## INSTRUCTIONS FOR THE TASK
Every line below that holds the string "accesso" should be copied out.

(Figure record extracts)
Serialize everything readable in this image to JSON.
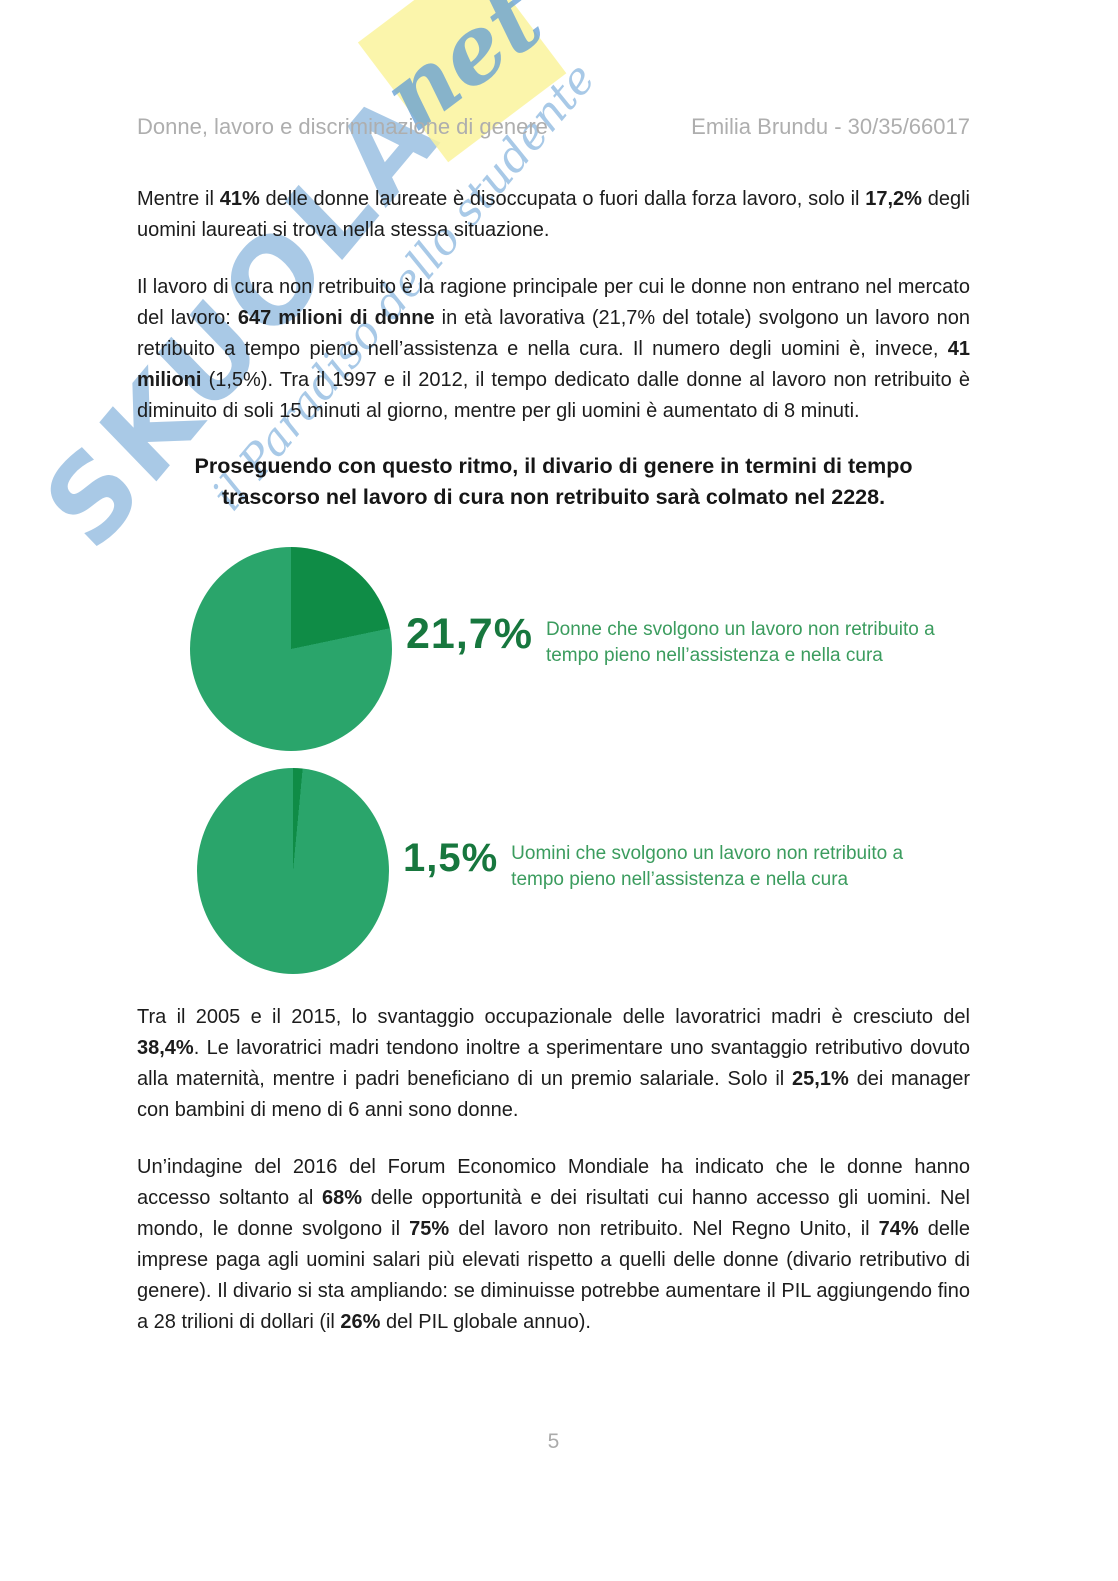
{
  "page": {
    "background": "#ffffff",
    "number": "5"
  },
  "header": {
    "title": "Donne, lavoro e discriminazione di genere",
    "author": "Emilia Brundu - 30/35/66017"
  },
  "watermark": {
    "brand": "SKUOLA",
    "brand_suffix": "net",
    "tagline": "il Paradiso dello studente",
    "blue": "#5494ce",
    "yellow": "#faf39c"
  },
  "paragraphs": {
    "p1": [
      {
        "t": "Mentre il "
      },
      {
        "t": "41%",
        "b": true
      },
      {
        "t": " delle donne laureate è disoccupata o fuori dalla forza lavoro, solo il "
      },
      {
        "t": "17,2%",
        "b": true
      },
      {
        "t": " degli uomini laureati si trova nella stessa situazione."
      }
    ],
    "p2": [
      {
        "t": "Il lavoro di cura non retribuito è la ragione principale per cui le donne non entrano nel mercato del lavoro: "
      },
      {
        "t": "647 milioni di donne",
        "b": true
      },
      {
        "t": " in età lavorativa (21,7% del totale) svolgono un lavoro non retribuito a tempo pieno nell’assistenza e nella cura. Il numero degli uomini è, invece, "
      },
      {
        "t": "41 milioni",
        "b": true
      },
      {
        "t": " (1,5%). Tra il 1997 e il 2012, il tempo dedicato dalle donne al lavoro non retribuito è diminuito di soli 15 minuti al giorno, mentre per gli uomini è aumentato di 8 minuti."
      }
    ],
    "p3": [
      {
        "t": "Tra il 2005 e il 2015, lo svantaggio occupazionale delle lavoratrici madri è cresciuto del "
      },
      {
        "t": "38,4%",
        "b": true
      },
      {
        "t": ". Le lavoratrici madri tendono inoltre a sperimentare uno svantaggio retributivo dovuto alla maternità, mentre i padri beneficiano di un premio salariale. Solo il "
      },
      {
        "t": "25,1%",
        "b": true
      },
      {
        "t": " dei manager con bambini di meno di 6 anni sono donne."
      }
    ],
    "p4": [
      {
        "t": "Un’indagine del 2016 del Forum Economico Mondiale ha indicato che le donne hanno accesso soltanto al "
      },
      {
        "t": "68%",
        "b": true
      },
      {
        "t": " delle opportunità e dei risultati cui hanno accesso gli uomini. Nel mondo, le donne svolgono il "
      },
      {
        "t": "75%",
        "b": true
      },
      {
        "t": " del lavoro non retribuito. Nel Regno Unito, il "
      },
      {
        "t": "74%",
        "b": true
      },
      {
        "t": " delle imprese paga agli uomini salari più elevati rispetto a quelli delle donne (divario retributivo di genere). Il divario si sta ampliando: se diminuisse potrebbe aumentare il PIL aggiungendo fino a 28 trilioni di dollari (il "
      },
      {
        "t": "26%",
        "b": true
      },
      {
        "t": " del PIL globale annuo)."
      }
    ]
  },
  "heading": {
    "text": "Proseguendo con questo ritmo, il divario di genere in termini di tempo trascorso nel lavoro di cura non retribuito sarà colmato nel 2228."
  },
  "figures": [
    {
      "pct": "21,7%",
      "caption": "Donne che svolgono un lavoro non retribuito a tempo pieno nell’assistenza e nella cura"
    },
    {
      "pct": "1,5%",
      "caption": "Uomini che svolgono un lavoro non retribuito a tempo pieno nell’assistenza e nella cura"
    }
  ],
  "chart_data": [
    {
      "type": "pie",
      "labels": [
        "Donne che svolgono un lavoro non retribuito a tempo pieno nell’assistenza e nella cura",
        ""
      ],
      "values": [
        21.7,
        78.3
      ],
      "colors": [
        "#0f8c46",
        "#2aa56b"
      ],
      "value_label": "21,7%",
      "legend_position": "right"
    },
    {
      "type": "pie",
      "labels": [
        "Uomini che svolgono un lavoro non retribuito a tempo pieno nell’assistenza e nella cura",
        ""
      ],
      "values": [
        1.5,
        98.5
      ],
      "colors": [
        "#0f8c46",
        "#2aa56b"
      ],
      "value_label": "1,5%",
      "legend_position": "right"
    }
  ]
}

## WORKED SOLUTION
        "t": "Un’indagine del 2016 del Forum Economico Mondiale ha indicato che le donne hanno accesso soltanto al "
        "t": " delle opportunità e dei risultati cui hanno accesso gli uomini. Nel mondo, le donne svolgono il "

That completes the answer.